# [EXERCISE BRIEF]
Images are not part of the copy; write out the rest of the data exactly as given.

# [DATA SHOWN]

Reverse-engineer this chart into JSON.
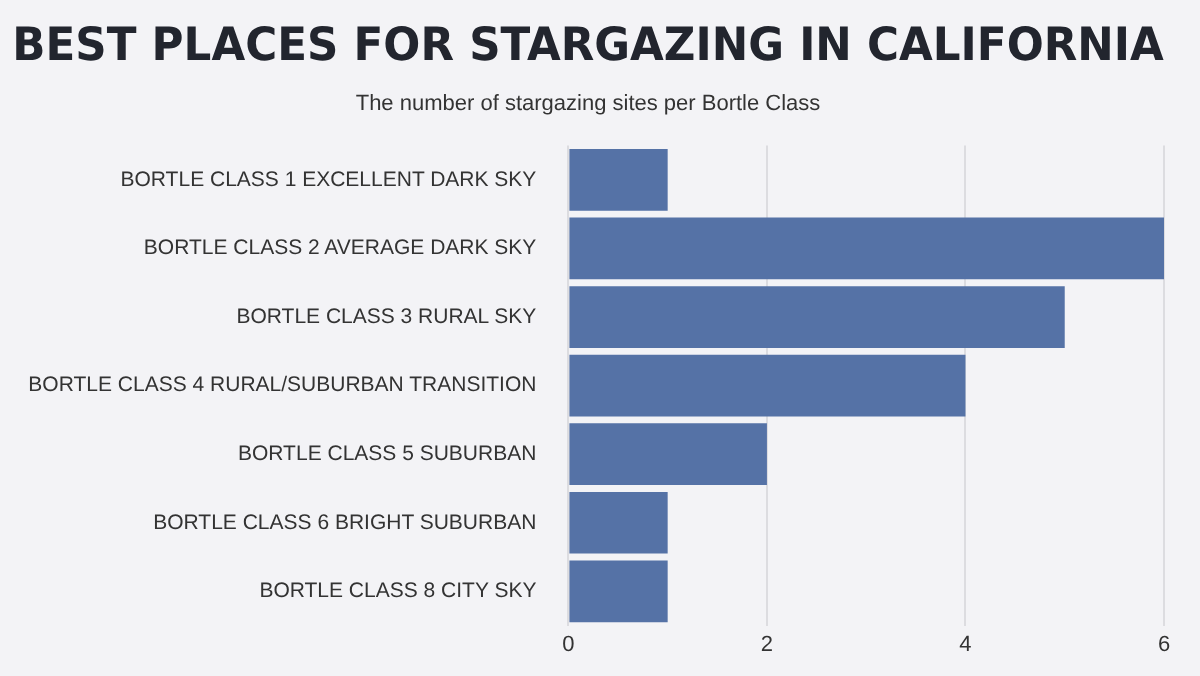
{
  "chart_data": {
    "type": "bar",
    "title": "BEST PLACES FOR STARGAZING IN CALIFORNIA",
    "subtitle": "The number of stargazing sites per Bortle Class",
    "orientation": "horizontal",
    "categories": [
      "BORTLE CLASS 1 EXCELLENT DARK SKY",
      "BORTLE CLASS 2 AVERAGE DARK SKY",
      "BORTLE CLASS 3 RURAL SKY",
      "BORTLE CLASS 4 RURAL/SUBURBAN TRANSITION",
      "BORTLE CLASS 5 SUBURBAN",
      "BORTLE CLASS 6 BRIGHT SUBURBAN",
      "BORTLE CLASS 8 CITY SKY"
    ],
    "values": [
      1,
      6,
      5,
      4,
      2,
      1,
      1
    ],
    "color": "#5572a6",
    "xlim": [
      0,
      6
    ],
    "xticks": [
      0,
      2,
      4,
      6
    ],
    "grid": "x",
    "legend": false
  }
}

# [ANSWER BELOW]
Reverse-engineer this chart into JSON.
{
  "chart_data": {
    "type": "bar",
    "title": "BEST PLACES FOR STARGAZING IN CALIFORNIA",
    "subtitle": "The number of stargazing sites per Bortle Class",
    "orientation": "horizontal",
    "categories": [
      "BORTLE CLASS 1 EXCELLENT DARK SKY",
      "BORTLE CLASS 2 AVERAGE DARK SKY",
      "BORTLE CLASS 3 RURAL SKY",
      "BORTLE CLASS 4 RURAL/SUBURBAN TRANSITION",
      "BORTLE CLASS 5 SUBURBAN",
      "BORTLE CLASS 6 BRIGHT SUBURBAN",
      "BORTLE CLASS 8 CITY SKY"
    ],
    "values": [
      1,
      6,
      5,
      4,
      2,
      1,
      1
    ],
    "color": "#5572a6",
    "xlim": [
      0,
      6
    ],
    "xticks": [
      0,
      2,
      4,
      6
    ],
    "grid": "x",
    "legend": false
  }
}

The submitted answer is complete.